### [Given task]
Return every record exactly as written.
::: Task input :::
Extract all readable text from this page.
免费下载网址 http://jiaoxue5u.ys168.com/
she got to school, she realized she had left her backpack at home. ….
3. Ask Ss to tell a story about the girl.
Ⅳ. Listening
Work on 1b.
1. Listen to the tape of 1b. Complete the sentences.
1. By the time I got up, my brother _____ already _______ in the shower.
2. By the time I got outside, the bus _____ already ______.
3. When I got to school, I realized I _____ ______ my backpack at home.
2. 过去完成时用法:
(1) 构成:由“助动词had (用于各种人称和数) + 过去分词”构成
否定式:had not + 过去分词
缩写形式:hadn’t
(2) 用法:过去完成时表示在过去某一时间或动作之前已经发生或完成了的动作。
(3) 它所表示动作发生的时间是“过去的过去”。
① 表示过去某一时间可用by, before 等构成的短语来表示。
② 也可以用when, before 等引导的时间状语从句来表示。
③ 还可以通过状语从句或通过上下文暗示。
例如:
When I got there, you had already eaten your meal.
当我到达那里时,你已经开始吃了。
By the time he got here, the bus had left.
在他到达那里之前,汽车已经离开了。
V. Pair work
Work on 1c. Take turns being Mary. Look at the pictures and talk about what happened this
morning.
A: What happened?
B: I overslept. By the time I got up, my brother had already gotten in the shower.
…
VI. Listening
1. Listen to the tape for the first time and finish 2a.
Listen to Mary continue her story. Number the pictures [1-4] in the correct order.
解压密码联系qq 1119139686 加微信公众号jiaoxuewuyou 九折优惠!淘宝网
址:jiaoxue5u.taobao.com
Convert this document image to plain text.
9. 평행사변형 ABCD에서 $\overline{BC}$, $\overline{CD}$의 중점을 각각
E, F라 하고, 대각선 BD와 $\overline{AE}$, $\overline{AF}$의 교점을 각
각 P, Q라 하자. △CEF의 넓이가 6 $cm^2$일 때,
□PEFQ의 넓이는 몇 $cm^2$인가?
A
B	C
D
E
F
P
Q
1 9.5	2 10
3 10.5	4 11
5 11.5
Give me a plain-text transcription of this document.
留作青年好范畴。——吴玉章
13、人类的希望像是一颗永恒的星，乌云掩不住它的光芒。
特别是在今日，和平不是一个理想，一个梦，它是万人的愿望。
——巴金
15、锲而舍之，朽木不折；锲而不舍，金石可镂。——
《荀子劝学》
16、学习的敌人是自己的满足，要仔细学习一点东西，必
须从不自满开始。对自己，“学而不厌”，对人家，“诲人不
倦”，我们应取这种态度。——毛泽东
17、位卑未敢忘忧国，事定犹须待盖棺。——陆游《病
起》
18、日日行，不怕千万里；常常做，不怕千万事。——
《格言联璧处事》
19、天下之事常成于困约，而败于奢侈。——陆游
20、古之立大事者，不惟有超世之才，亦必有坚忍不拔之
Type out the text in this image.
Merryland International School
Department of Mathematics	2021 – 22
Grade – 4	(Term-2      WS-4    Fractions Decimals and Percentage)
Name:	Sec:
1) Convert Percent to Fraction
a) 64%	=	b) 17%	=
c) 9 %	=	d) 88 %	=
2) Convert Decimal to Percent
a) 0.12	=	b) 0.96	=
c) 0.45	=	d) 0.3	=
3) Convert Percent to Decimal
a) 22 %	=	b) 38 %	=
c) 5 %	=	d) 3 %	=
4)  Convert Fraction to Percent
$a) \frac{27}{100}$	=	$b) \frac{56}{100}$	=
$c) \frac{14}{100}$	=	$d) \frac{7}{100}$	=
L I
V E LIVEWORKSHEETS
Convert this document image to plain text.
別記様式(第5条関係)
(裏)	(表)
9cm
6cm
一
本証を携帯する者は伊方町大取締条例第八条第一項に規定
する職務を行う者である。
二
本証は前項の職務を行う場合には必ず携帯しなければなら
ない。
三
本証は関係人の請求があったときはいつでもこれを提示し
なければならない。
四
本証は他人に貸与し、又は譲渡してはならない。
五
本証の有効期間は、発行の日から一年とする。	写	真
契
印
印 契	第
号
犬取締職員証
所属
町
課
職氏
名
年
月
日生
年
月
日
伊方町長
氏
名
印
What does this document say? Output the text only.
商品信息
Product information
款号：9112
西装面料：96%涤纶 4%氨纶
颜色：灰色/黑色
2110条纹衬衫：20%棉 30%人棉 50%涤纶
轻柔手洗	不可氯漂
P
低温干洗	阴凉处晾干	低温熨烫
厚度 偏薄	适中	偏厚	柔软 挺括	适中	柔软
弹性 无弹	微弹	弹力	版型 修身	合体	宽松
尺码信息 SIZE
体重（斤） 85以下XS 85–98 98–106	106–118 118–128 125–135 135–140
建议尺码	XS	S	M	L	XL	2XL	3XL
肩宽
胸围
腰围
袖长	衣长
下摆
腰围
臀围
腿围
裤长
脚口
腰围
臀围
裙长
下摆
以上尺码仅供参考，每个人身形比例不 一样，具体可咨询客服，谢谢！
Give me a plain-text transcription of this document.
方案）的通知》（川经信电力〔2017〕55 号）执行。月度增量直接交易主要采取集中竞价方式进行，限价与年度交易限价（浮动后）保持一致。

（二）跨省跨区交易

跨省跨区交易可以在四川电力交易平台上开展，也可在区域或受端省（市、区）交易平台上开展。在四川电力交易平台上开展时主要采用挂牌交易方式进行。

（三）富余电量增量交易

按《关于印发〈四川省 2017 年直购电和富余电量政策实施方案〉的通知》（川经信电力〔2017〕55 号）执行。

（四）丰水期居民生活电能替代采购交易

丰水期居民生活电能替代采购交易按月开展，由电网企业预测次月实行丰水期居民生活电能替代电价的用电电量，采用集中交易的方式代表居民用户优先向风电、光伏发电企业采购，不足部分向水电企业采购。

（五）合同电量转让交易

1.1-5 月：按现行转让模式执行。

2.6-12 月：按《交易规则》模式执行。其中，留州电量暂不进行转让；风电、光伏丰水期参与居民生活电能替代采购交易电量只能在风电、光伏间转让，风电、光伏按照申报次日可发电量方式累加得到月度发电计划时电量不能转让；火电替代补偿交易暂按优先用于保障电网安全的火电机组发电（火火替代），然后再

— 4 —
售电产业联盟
:::
### [Exercise response]
Extract all readable text from this page.
免费下载网址 http://jiaoxue5u.ys168.com/
she got to school, she realized she had left her backpack at home. ….
3. Ask Ss to tell a story about the girl.
Ⅳ. Listening
Work on 1b.
1. Listen to the tape of 1b. Complete the sentences.
1. By the time I got up, my brother _____ already _______ in the shower.
2. By the time I got outside, the bus _____ already ______.
3. When I got to school, I realized I _____ ______ my backpack at home.
2. 过去完成时用法:
(1) 构成:由“助动词had (用于各种人称和数) + 过去分词”构成
否定式:had not + 过去分词
缩写形式:hadn’t
(2) 用法:过去完成时表示在过去某一时间或动作之前已经发生或完成了的动作。
(3) 它所表示动作发生的时间是“过去的过去”。
① 表示过去某一时间可用by, before 等构成的短语来表示。
② 也可以用when, before 等引导的时间状语从句来表示。
③ 还可以通过状语从句或通过上下文暗示。
例如:
When I got there, you had already eaten your meal.
当我到达那里时,你已经开始吃了。
By the time he got here, the bus had left.
在他到达那里之前,汽车已经离开了。
V. Pair work
Work on 1c. Take turns being Mary. Look at the pictures and talk about what happened this
morning.
A: What happened?
B: I overslept. By the time I got up, my brother had already gotten in the shower.
…
VI. Listening
1. Listen to the tape for the first time and finish 2a.
Listen to Mary continue her story. Number the pictures [1-4] in the correct order.
解压密码联系qq 1119139686 加微信公众号jiaoxuewuyou 九折优惠!淘宝网
址:jiaoxue5u.taobao.com
Convert this document image to plain text.
9. 평행사변형 ABCD에서 $\overline{BC}$, $\overline{CD}$의 중점을 각각
E, F라 하고, 대각선 BD와 $\overline{AE}$, $\overline{AF}$의 교점을 각
각 P, Q라 하자. △CEF의 넓이가 6 $cm^2$일 때,
□PEFQ의 넓이는 몇 $cm^2$인가?
A
B	C
D
E
F
P
Q
1 9.5	2 10
3 10.5	4 11
5 11.5
Give me a plain-text transcription of this document.
留作青年好范畴。——吴玉章
13、人类的希望像是一颗永恒的星，乌云掩不住它的光芒。
特别是在今日，和平不是一个理想，一个梦，它是万人的愿望。
——巴金
15、锲而舍之，朽木不折；锲而不舍，金石可镂。——
《荀子劝学》
16、学习的敌人是自己的满足，要仔细学习一点东西，必
须从不自满开始。对自己，“学而不厌”，对人家，“诲人不
倦”，我们应取这种态度。——毛泽东
17、位卑未敢忘忧国，事定犹须待盖棺。——陆游《病
起》
18、日日行，不怕千万里；常常做，不怕千万事。——
《格言联璧处事》
19、天下之事常成于困约，而败于奢侈。——陆游
20、古之立大事者，不惟有超世之才，亦必有坚忍不拔之
Type out the text in this image.
Merryland International School
Department of Mathematics	2021 – 22
Grade – 4	(Term-2      WS-4    Fractions Decimals and Percentage)
Name:	Sec:
1) Convert Percent to Fraction
a) 64%	=	b) 17%	=
c) 9 %	=	d) 88 %	=
2) Convert Decimal to Percent
a) 0.12	=	b) 0.96	=
c) 0.45	=	d) 0.3	=
3) Convert Percent to Decimal
a) 22 %	=	b) 38 %	=
c) 5 %	=	d) 3 %	=
4)  Convert Fraction to Percent
$a) \frac{27}{100}$	=	$b) \frac{56}{100}$	=
$c) \frac{14}{100}$	=	$d) \frac{7}{100}$	=
L I
V E LIVEWORKSHEETS
Convert this document image to plain text.
別記様式(第5条関係)
(裏)	(表)
9cm
6cm
一
本証を携帯する者は伊方町大取締条例第八条第一項に規定
する職務を行う者である。
二
本証は前項の職務を行う場合には必ず携帯しなければなら
ない。
三
本証は関係人の請求があったときはいつでもこれを提示し
なければならない。
四
本証は他人に貸与し、又は譲渡してはならない。
五
本証の有効期間は、発行の日から一年とする。	写	真
契
印
印 契	第
号
犬取締職員証
所属
町
課
職氏
名
年
月
日生
年
月
日
伊方町長
氏
名
印
What does this document say? Output the text only.
商品信息
Product information
款号：9112
西装面料：96%涤纶 4%氨纶
颜色：灰色/黑色
2110条纹衬衫：20%棉 30%人棉 50%涤纶
轻柔手洗	不可氯漂
P
低温干洗	阴凉处晾干	低温熨烫
厚度 偏薄	适中	偏厚	柔软 挺括	适中	柔软
弹性 无弹	微弹	弹力	版型 修身	合体	宽松
尺码信息 SIZE
体重（斤） 85以下XS 85–98 98–106	106–118 118–128 125–135 135–140
建议尺码	XS	S	M	L	XL	2XL	3XL
肩宽
胸围
腰围
袖长	衣长
下摆
腰围
臀围
腿围
裤长
脚口
腰围
臀围
裙长
下摆
以上尺码仅供参考，每个人身形比例不 一样，具体可咨询客服，谢谢！
Give me a plain-text transcription of this document.
方案）的通知》（川经信电力〔2017〕55 号）执行。月度增量直接交易主要采取集中竞价方式进行，限价与年度交易限价（浮动后）保持一致。

（二）跨省跨区交易

跨省跨区交易可以在四川电力交易平台上开展，也可在区域或受端省（市、区）交易平台上开展。在四川电力交易平台上开展时主要采用挂牌交易方式进行。

（三）富余电量增量交易

按《关于印发〈四川省 2017 年直购电和富余电量政策实施方案〉的通知》（川经信电力〔2017〕55 号）执行。

（四）丰水期居民生活电能替代采购交易

丰水期居民生活电能替代采购交易按月开展，由电网企业预测次月实行丰水期居民生活电能替代电价的用电电量，采用集中交易的方式代表居民用户优先向风电、光伏发电企业采购，不足部分向水电企业采购。

（五）合同电量转让交易

1.1-5 月：按现行转让模式执行。

2.6-12 月：按《交易规则》模式执行。其中，留州电量暂不进行转让；风电、光伏丰水期参与居民生活电能替代采购交易电量只能在风电、光伏间转让，风电、光伏按照申报次日可发电量方式累加得到月度发电计划时电量不能转让；火电替代补偿交易暂按优先用于保障电网安全的火电机组发电（火火替代），然后再

— 4 —
售电产业联盟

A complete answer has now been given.